Print all of the lines exactly. Any picture among them stays out.

• • • • • • •

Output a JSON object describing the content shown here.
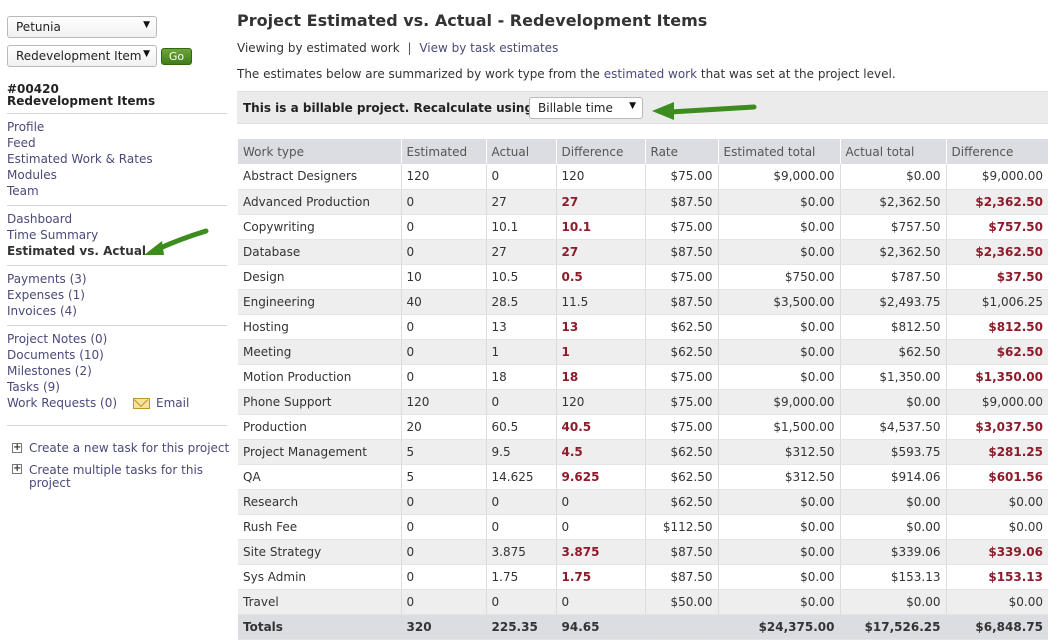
{
  "sidebar": {
    "project_select": "Petunia",
    "item_select": "Redevelopment Item",
    "go_label": "Go",
    "project_number": "#00420",
    "project_name": "Redevelopment Items",
    "group1": [
      "Profile",
      "Feed",
      "Estimated Work & Rates",
      "Modules",
      "Team"
    ],
    "group2": [
      "Dashboard",
      "Time Summary",
      "Estimated vs. Actual"
    ],
    "group3": [
      "Payments (3)",
      "Expenses (1)",
      "Invoices (4)"
    ],
    "group4": [
      "Project Notes (0)",
      "Documents (10)",
      "Milestones (2)",
      "Tasks (9)",
      "Work Requests (0)"
    ],
    "email_label": "Email",
    "create_task": "Create a new task for this project",
    "create_multiple_line1": "Create multiple tasks for this",
    "create_multiple_line2": "project"
  },
  "main": {
    "title": "Project Estimated vs. Actual - Redevelopment Items",
    "viewing_prefix": "Viewing by estimated work",
    "view_by_task_link": "View by task estimates",
    "summary_before": "The estimates below are summarized by work type from the ",
    "summary_link": "estimated work",
    "summary_after": " that was set at the project level.",
    "billable_label": "This is a billable project. Recalculate using:",
    "recalc_value": "Billable time"
  },
  "table": {
    "headers": [
      "Work type",
      "Estimated",
      "Actual",
      "Difference",
      "Rate",
      "Estimated total",
      "Actual total",
      "Difference"
    ],
    "rows": [
      [
        "Abstract Designers",
        "120",
        "0",
        "120",
        "$75.00",
        "$9,000.00",
        "$0.00",
        "$9,000.00",
        false
      ],
      [
        "Advanced Production",
        "0",
        "27",
        "27",
        "$87.50",
        "$0.00",
        "$2,362.50",
        "$2,362.50",
        true
      ],
      [
        "Copywriting",
        "0",
        "10.1",
        "10.1",
        "$75.00",
        "$0.00",
        "$757.50",
        "$757.50",
        true
      ],
      [
        "Database",
        "0",
        "27",
        "27",
        "$87.50",
        "$0.00",
        "$2,362.50",
        "$2,362.50",
        true
      ],
      [
        "Design",
        "10",
        "10.5",
        "0.5",
        "$75.00",
        "$750.00",
        "$787.50",
        "$37.50",
        true
      ],
      [
        "Engineering",
        "40",
        "28.5",
        "11.5",
        "$87.50",
        "$3,500.00",
        "$2,493.75",
        "$1,006.25",
        false
      ],
      [
        "Hosting",
        "0",
        "13",
        "13",
        "$62.50",
        "$0.00",
        "$812.50",
        "$812.50",
        true
      ],
      [
        "Meeting",
        "0",
        "1",
        "1",
        "$62.50",
        "$0.00",
        "$62.50",
        "$62.50",
        true
      ],
      [
        "Motion Production",
        "0",
        "18",
        "18",
        "$75.00",
        "$0.00",
        "$1,350.00",
        "$1,350.00",
        true
      ],
      [
        "Phone Support",
        "120",
        "0",
        "120",
        "$75.00",
        "$9,000.00",
        "$0.00",
        "$9,000.00",
        false
      ],
      [
        "Production",
        "20",
        "60.5",
        "40.5",
        "$75.00",
        "$1,500.00",
        "$4,537.50",
        "$3,037.50",
        true
      ],
      [
        "Project Management",
        "5",
        "9.5",
        "4.5",
        "$62.50",
        "$312.50",
        "$593.75",
        "$281.25",
        true
      ],
      [
        "QA",
        "5",
        "14.625",
        "9.625",
        "$62.50",
        "$312.50",
        "$914.06",
        "$601.56",
        true
      ],
      [
        "Research",
        "0",
        "0",
        "0",
        "$62.50",
        "$0.00",
        "$0.00",
        "$0.00",
        false
      ],
      [
        "Rush Fee",
        "0",
        "0",
        "0",
        "$112.50",
        "$0.00",
        "$0.00",
        "$0.00",
        false
      ],
      [
        "Site Strategy",
        "0",
        "3.875",
        "3.875",
        "$87.50",
        "$0.00",
        "$339.06",
        "$339.06",
        true
      ],
      [
        "Sys Admin",
        "0",
        "1.75",
        "1.75",
        "$87.50",
        "$0.00",
        "$153.13",
        "$153.13",
        true
      ],
      [
        "Travel",
        "0",
        "0",
        "0",
        "$50.00",
        "$0.00",
        "$0.00",
        "$0.00",
        false
      ]
    ],
    "totals": [
      "Totals",
      "320",
      "225.35",
      "94.65",
      "",
      "$24,375.00",
      "$17,526.25",
      "$6,848.75"
    ]
  },
  "colors": {
    "link": "#4a4a7a",
    "negative": "#8e1b2a",
    "header_bg": "#dcdde3",
    "arrow": "#3d8c1f",
    "go_button": "#4f8c28"
  },
  "icons": [
    "chevron-down-icon",
    "envelope-icon",
    "plus-box-icon",
    "green-arrow-icon"
  ]
}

• • • • • • •

** TASK RESPONSE **
Output a JSON object describing the content shown here.
{
  "sidebar": {
    "project_select": "Petunia",
    "item_select": "Redevelopment Item",
    "go_label": "Go",
    "project_number": "#00420",
    "project_name": "Redevelopment Items",
    "group1": [
      "Profile",
      "Feed",
      "Estimated Work & Rates",
      "Modules",
      "Team"
    ],
    "group2": [
      "Dashboard",
      "Time Summary",
      "Estimated vs. Actual"
    ],
    "group3": [
      "Payments (3)",
      "Expenses (1)",
      "Invoices (4)"
    ],
    "group4": [
      "Project Notes (0)",
      "Documents (10)",
      "Milestones (2)",
      "Tasks (9)",
      "Work Requests (0)"
    ],
    "email_label": "Email",
    "create_task": "Create a new task for this project",
    "create_multiple_line1": "Create multiple tasks for this",
    "create_multiple_line2": "project"
  },
  "main": {
    "title": "Project Estimated vs. Actual - Redevelopment Items",
    "viewing_prefix": "Viewing by estimated work",
    "view_by_task_link": "View by task estimates",
    "summary_before": "The estimates below are summarized by work type from the ",
    "summary_link": "estimated work",
    "summary_after": " that was set at the project level.",
    "billable_label": "This is a billable project. Recalculate using:",
    "recalc_value": "Billable time"
  },
  "table": {
    "headers": [
      "Work type",
      "Estimated",
      "Actual",
      "Difference",
      "Rate",
      "Estimated total",
      "Actual total",
      "Difference"
    ],
    "rows": [
      [
        "Abstract Designers",
        "120",
        "0",
        "120",
        "$75.00",
        "$9,000.00",
        "$0.00",
        "$9,000.00",
        false
      ],
      [
        "Advanced Production",
        "0",
        "27",
        "27",
        "$87.50",
        "$0.00",
        "$2,362.50",
        "$2,362.50",
        true
      ],
      [
        "Copywriting",
        "0",
        "10.1",
        "10.1",
        "$75.00",
        "$0.00",
        "$757.50",
        "$757.50",
        true
      ],
      [
        "Database",
        "0",
        "27",
        "27",
        "$87.50",
        "$0.00",
        "$2,362.50",
        "$2,362.50",
        true
      ],
      [
        "Design",
        "10",
        "10.5",
        "0.5",
        "$75.00",
        "$750.00",
        "$787.50",
        "$37.50",
        true
      ],
      [
        "Engineering",
        "40",
        "28.5",
        "11.5",
        "$87.50",
        "$3,500.00",
        "$2,493.75",
        "$1,006.25",
        false
      ],
      [
        "Hosting",
        "0",
        "13",
        "13",
        "$62.50",
        "$0.00",
        "$812.50",
        "$812.50",
        true
      ],
      [
        "Meeting",
        "0",
        "1",
        "1",
        "$62.50",
        "$0.00",
        "$62.50",
        "$62.50",
        true
      ],
      [
        "Motion Production",
        "0",
        "18",
        "18",
        "$75.00",
        "$0.00",
        "$1,350.00",
        "$1,350.00",
        true
      ],
      [
        "Phone Support",
        "120",
        "0",
        "120",
        "$75.00",
        "$9,000.00",
        "$0.00",
        "$9,000.00",
        false
      ],
      [
        "Production",
        "20",
        "60.5",
        "40.5",
        "$75.00",
        "$1,500.00",
        "$4,537.50",
        "$3,037.50",
        true
      ],
      [
        "Project Management",
        "5",
        "9.5",
        "4.5",
        "$62.50",
        "$312.50",
        "$593.75",
        "$281.25",
        true
      ],
      [
        "QA",
        "5",
        "14.625",
        "9.625",
        "$62.50",
        "$312.50",
        "$914.06",
        "$601.56",
        true
      ],
      [
        "Research",
        "0",
        "0",
        "0",
        "$62.50",
        "$0.00",
        "$0.00",
        "$0.00",
        false
      ],
      [
        "Rush Fee",
        "0",
        "0",
        "0",
        "$112.50",
        "$0.00",
        "$0.00",
        "$0.00",
        false
      ],
      [
        "Site Strategy",
        "0",
        "3.875",
        "3.875",
        "$87.50",
        "$0.00",
        "$339.06",
        "$339.06",
        true
      ],
      [
        "Sys Admin",
        "0",
        "1.75",
        "1.75",
        "$87.50",
        "$0.00",
        "$153.13",
        "$153.13",
        true
      ],
      [
        "Travel",
        "0",
        "0",
        "0",
        "$50.00",
        "$0.00",
        "$0.00",
        "$0.00",
        false
      ]
    ],
    "totals": [
      "Totals",
      "320",
      "225.35",
      "94.65",
      "",
      "$24,375.00",
      "$17,526.25",
      "$6,848.75"
    ]
  },
  "colors": {
    "link": "#4a4a7a",
    "negative": "#8e1b2a",
    "header_bg": "#dcdde3",
    "arrow": "#3d8c1f",
    "go_button": "#4f8c28"
  },
  "icons": [
    "chevron-down-icon",
    "envelope-icon",
    "plus-box-icon",
    "green-arrow-icon"
  ]
}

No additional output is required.